Complete the following.
1. Decide whether each statement agrees with the book description below. Answer yes or no for each one and quote the words from the book description that decide it.
(a) Shovlin's evidence consists of political economic tracts published in France from the 1740s into the early nineteenth century.
(b) The "political economy of virtue" blamed luxury for the nation's economic and moral degeneration.
(c) The monarchy succeeded in reforming its political economic structures in the 1760s and 1770s.
2. Use the book description below to answer these questions.
(a) Which economic agents came to be viewed as potential citizens?
(b) Which groups are named as mid-level French elites?
(c) According to Shovlin, into whose hands did the institutions destroyed by the revolutionaries channel modern wealth?
3. Rewrite the part of the book description starting at "Drawing on hundreds" and ending at "of the plutocracy.", replacing "luxury" with "extravagance".

Description
Political economy, John Shovlin asserts, can illuminate the social and economic contexts out of which a revolutionary impulse developed in France. Beyond the role of political economy in political life, massive public engagement with problems of economic order mediated an enduring cultural transformation. Economic activity was reimagined as a patriotic pursuit, and economic agents-farmers, merchants, and manufacturers-came to be viewed as potential citizens.
Drawing on hundreds of political economic tracts published in France between the 1740s and the early nineteenth century, Shovlin shows how mid-level French elites (magistrates, clerics, lawyers, soldiers, landed gentlemen) sought to balance their interests and values with the need to regenerate a nation that had seemingly entered a period of decline. In their view, France's moral, political, and economic power depended not simply on expanding the national wealth but also on reviving civic spirit. The "political economy of virtue" held that luxury was the cause of the nation's economic and moral degeneration. When the monarchy failed to reform its political economic structures in the 1760s and 1770s, mid-level elites sought to eliminate the stranglehold of the plutocracy.
Shovlin argues that the Revolution grew out of a debate on how to establish a commercial society capable of fostering both wealth and virtue, and the revolutionaries sought to create such a society by destroying the institutions that channeled modern wealth into the hands of courtiers and financiers.

Recorded data.
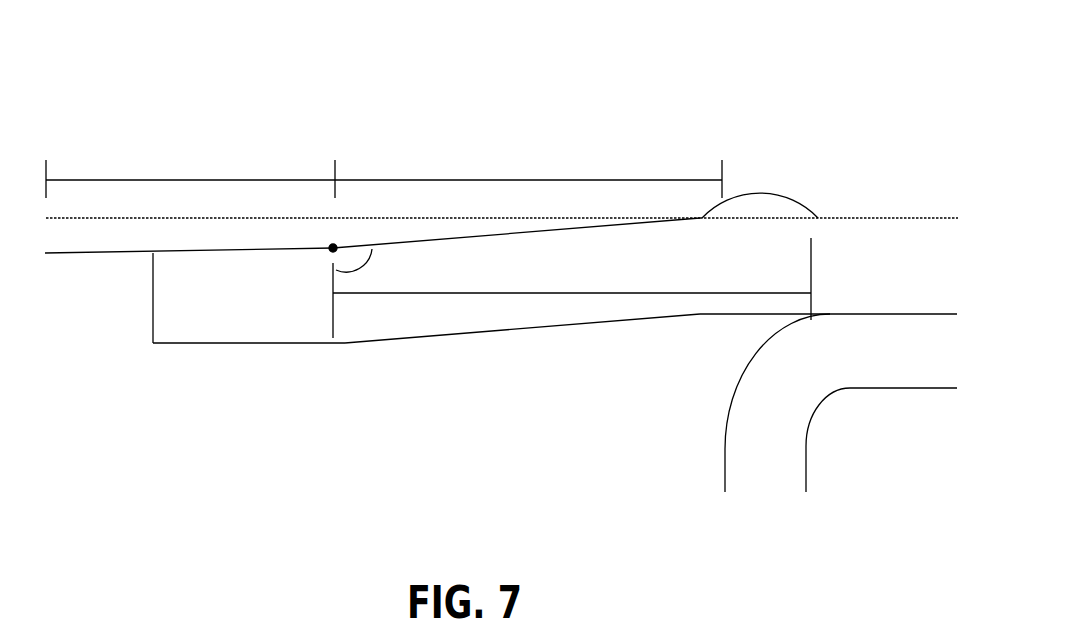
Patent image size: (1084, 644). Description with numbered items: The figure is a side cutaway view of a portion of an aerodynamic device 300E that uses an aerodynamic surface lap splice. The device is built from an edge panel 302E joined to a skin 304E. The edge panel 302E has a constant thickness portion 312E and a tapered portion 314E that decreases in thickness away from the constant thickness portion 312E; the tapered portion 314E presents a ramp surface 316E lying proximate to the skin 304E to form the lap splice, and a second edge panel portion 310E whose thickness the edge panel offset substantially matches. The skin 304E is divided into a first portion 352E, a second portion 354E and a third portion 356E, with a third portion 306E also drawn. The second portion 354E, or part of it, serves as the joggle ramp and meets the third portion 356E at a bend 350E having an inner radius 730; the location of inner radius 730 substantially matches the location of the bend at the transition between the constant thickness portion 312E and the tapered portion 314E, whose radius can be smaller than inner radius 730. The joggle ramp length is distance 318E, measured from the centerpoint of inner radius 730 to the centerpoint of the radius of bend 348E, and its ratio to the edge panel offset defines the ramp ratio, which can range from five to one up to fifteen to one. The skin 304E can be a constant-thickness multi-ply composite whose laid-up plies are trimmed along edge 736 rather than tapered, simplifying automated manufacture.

Exercise solutions.
1.
(a) Yes: "Drawing on hundreds of political economic tracts published in France between the 1740s and the early nineteenth century"
(b) Yes: "The "political economy of virtue" held that luxury was the cause of the nation's economic and moral degeneration."
(c) No: "When the monarchy failed to reform its political economic structures in the 1760s and 1770s"

2.
(a) Farmers, merchants, and manufacturers.
(b) Magistrates, clerics, lawyers, soldiers, and landed gentlemen.
(c) Courtiers and financiers.

3.
Drawing on hundreds of political economic tracts published in France between the 1740s and the early nineteenth century, Shovlin shows how mid-level French elites (magistrates, clerics, lawyers, soldiers, landed gentlemen) sought to balance their interests and values with the need to regenerate a nation that had seemingly entered a period of decline. In their view, France's moral, political, and economic power depended not simply on expanding the national wealth but also on reviving civic spirit. The "political economy of virtue" held that extravagance was the cause of the nation's economic and moral degeneration. When the monarchy failed to reform its political economic structures in the 1760s and 1770s, mid-level elites sought to eliminate the stranglehold of the plutocracy.